**Given exercise:**
Repeat precisely, and only, the lines between the line containing "Convert this document image to plain text." and the end of the listing below, both ends included.

**Task material:**

'''

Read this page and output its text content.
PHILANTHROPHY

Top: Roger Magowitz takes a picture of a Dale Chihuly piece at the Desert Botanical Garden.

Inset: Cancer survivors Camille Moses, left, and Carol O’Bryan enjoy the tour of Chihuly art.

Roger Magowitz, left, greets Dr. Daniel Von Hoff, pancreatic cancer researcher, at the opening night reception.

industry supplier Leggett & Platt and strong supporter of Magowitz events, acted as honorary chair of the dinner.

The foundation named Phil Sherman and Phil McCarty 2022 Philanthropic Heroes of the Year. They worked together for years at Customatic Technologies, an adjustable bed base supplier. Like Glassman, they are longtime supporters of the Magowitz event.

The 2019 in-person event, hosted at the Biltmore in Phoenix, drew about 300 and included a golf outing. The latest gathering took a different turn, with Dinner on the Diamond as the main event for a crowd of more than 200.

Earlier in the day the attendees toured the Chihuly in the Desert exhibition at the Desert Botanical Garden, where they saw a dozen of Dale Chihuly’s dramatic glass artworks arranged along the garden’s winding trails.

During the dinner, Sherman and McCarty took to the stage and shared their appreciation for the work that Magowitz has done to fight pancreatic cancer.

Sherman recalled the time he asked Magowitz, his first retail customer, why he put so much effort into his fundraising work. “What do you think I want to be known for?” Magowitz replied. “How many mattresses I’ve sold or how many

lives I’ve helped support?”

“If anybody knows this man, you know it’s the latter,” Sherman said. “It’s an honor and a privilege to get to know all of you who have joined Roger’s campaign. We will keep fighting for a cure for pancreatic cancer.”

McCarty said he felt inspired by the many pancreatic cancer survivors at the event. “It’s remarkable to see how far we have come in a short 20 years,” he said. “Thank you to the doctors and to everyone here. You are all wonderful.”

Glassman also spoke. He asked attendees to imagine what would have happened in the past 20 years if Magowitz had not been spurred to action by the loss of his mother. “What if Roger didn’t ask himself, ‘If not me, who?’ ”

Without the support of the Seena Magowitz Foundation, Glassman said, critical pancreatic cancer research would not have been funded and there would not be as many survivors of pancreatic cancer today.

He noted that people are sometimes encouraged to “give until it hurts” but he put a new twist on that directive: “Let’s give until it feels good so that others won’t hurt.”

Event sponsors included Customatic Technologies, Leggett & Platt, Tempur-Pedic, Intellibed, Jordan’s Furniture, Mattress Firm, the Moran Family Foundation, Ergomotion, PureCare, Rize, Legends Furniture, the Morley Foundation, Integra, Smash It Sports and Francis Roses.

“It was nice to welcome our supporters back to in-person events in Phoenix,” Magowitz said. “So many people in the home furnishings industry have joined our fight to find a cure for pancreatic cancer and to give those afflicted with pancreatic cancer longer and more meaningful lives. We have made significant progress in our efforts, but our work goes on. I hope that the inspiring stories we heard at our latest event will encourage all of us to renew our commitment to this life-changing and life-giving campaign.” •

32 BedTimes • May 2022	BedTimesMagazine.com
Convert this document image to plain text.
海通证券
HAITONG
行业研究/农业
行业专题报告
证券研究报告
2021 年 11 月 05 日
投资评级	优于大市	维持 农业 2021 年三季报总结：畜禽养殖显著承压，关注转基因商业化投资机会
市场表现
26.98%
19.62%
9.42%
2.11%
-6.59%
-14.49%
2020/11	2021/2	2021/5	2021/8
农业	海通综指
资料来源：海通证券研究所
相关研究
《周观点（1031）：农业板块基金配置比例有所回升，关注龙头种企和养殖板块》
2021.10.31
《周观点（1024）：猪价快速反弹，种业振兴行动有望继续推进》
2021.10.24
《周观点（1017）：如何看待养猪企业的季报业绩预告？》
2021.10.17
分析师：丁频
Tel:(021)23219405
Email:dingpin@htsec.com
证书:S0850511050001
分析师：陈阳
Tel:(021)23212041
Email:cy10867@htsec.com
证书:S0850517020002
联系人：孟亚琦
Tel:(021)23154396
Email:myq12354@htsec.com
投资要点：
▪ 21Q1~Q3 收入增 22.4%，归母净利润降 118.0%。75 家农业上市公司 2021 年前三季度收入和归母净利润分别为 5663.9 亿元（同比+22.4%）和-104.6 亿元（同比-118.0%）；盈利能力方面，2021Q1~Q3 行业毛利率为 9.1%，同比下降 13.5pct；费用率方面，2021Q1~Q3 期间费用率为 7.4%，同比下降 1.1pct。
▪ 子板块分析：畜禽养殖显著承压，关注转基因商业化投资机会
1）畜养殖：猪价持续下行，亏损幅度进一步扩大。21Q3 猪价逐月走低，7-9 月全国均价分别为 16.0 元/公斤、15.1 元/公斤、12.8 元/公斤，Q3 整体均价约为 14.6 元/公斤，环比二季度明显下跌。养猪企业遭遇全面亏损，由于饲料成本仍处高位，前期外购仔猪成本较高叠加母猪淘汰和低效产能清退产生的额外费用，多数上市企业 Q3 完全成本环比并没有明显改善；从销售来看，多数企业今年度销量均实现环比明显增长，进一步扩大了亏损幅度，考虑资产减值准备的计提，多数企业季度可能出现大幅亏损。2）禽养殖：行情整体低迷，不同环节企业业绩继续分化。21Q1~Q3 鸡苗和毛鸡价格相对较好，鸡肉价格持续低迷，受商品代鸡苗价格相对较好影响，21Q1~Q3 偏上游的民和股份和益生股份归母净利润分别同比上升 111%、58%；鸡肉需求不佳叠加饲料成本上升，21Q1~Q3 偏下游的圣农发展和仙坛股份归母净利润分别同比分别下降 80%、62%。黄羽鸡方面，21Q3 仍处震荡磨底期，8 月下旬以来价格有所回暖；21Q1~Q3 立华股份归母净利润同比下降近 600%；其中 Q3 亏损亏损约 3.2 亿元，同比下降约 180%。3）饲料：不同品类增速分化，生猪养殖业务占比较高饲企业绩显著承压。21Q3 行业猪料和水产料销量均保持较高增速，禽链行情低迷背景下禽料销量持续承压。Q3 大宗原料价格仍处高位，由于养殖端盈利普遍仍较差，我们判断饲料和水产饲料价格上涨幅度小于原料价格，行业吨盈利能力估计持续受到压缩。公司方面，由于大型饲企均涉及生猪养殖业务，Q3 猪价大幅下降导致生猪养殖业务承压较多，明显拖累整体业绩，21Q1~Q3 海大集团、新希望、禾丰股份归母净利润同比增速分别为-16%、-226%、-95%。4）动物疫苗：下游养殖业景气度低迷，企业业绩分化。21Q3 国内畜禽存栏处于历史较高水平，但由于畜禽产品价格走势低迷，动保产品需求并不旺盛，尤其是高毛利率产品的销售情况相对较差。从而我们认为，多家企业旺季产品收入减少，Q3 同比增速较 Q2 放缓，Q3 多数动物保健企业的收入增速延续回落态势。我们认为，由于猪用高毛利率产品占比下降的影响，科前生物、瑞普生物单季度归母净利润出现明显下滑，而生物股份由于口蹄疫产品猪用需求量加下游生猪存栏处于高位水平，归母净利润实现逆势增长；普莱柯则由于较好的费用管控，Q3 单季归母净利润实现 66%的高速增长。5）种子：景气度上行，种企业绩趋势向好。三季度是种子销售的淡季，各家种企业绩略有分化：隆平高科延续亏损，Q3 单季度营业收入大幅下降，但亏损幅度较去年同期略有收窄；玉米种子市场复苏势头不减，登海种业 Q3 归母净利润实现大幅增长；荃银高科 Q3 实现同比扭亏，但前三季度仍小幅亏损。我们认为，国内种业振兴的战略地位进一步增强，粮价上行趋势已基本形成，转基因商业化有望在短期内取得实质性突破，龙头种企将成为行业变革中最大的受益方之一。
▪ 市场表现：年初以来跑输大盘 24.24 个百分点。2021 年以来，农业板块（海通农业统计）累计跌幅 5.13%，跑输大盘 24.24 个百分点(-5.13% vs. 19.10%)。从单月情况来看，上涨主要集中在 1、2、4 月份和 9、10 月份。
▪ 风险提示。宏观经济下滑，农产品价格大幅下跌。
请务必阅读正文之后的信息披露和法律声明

'''

**The result:**
Convert this document image to plain text.
海通证券
HAITONG
行业研究/农业
行业专题报告
证券研究报告
2021 年 11 月 05 日
投资评级	优于大市	维持 农业 2021 年三季报总结：畜禽养殖显著承压，关注转基因商业化投资机会
市场表现
26.98%
19.62%
9.42%
2.11%
-6.59%
-14.49%
2020/11	2021/2	2021/5	2021/8
农业	海通综指
资料来源：海通证券研究所
相关研究
《周观点（1031）：农业板块基金配置比例有所回升，关注龙头种企和养殖板块》
2021.10.31
《周观点（1024）：猪价快速反弹，种业振兴行动有望继续推进》
2021.10.24
《周观点（1017）：如何看待养猪企业的季报业绩预告？》
2021.10.17
分析师：丁频
Tel:(021)23219405
Email:dingpin@htsec.com
证书:S0850511050001
分析师：陈阳
Tel:(021)23212041
Email:cy10867@htsec.com
证书:S0850517020002
联系人：孟亚琦
Tel:(021)23154396
Email:myq12354@htsec.com
投资要点：
▪ 21Q1~Q3 收入增 22.4%，归母净利润降 118.0%。75 家农业上市公司 2021 年前三季度收入和归母净利润分别为 5663.9 亿元（同比+22.4%）和-104.6 亿元（同比-118.0%）；盈利能力方面，2021Q1~Q3 行业毛利率为 9.1%，同比下降 13.5pct；费用率方面，2021Q1~Q3 期间费用率为 7.4%，同比下降 1.1pct。
▪ 子板块分析：畜禽养殖显著承压，关注转基因商业化投资机会
1）畜养殖：猪价持续下行，亏损幅度进一步扩大。21Q3 猪价逐月走低，7-9 月全国均价分别为 16.0 元/公斤、15.1 元/公斤、12.8 元/公斤，Q3 整体均价约为 14.6 元/公斤，环比二季度明显下跌。养猪企业遭遇全面亏损，由于饲料成本仍处高位，前期外购仔猪成本较高叠加母猪淘汰和低效产能清退产生的额外费用，多数上市企业 Q3 完全成本环比并没有明显改善；从销售来看，多数企业今年度销量均实现环比明显增长，进一步扩大了亏损幅度，考虑资产减值准备的计提，多数企业季度可能出现大幅亏损。2）禽养殖：行情整体低迷，不同环节企业业绩继续分化。21Q1~Q3 鸡苗和毛鸡价格相对较好，鸡肉价格持续低迷，受商品代鸡苗价格相对较好影响，21Q1~Q3 偏上游的民和股份和益生股份归母净利润分别同比上升 111%、58%；鸡肉需求不佳叠加饲料成本上升，21Q1~Q3 偏下游的圣农发展和仙坛股份归母净利润分别同比分别下降 80%、62%。黄羽鸡方面，21Q3 仍处震荡磨底期，8 月下旬以来价格有所回暖；21Q1~Q3 立华股份归母净利润同比下降近 600%；其中 Q3 亏损亏损约 3.2 亿元，同比下降约 180%。3）饲料：不同品类增速分化，生猪养殖业务占比较高饲企业绩显著承压。21Q3 行业猪料和水产料销量均保持较高增速，禽链行情低迷背景下禽料销量持续承压。Q3 大宗原料价格仍处高位，由于养殖端盈利普遍仍较差，我们判断饲料和水产饲料价格上涨幅度小于原料价格，行业吨盈利能力估计持续受到压缩。公司方面，由于大型饲企均涉及生猪养殖业务，Q3 猪价大幅下降导致生猪养殖业务承压较多，明显拖累整体业绩，21Q1~Q3 海大集团、新希望、禾丰股份归母净利润同比增速分别为-16%、-226%、-95%。4）动物疫苗：下游养殖业景气度低迷，企业业绩分化。21Q3 国内畜禽存栏处于历史较高水平，但由于畜禽产品价格走势低迷，动保产品需求并不旺盛，尤其是高毛利率产品的销售情况相对较差。从而我们认为，多家企业旺季产品收入减少，Q3 同比增速较 Q2 放缓，Q3 多数动物保健企业的收入增速延续回落态势。我们认为，由于猪用高毛利率产品占比下降的影响，科前生物、瑞普生物单季度归母净利润出现明显下滑，而生物股份由于口蹄疫产品猪用需求量加下游生猪存栏处于高位水平，归母净利润实现逆势增长；普莱柯则由于较好的费用管控，Q3 单季归母净利润实现 66%的高速增长。5）种子：景气度上行，种企业绩趋势向好。三季度是种子销售的淡季，各家种企业绩略有分化：隆平高科延续亏损，Q3 单季度营业收入大幅下降，但亏损幅度较去年同期略有收窄；玉米种子市场复苏势头不减，登海种业 Q3 归母净利润实现大幅增长；荃银高科 Q3 实现同比扭亏，但前三季度仍小幅亏损。我们认为，国内种业振兴的战略地位进一步增强，粮价上行趋势已基本形成，转基因商业化有望在短期内取得实质性突破，龙头种企将成为行业变革中最大的受益方之一。
▪ 市场表现：年初以来跑输大盘 24.24 个百分点。2021 年以来，农业板块（海通农业统计）累计跌幅 5.13%，跑输大盘 24.24 个百分点(-5.13% vs. 19.10%)。从单月情况来看，上涨主要集中在 1、2、4 月份和 9、10 月份。
▪ 风险提示。宏观经济下滑，农产品价格大幅下跌。
请务必阅读正文之后的信息披露和法律声明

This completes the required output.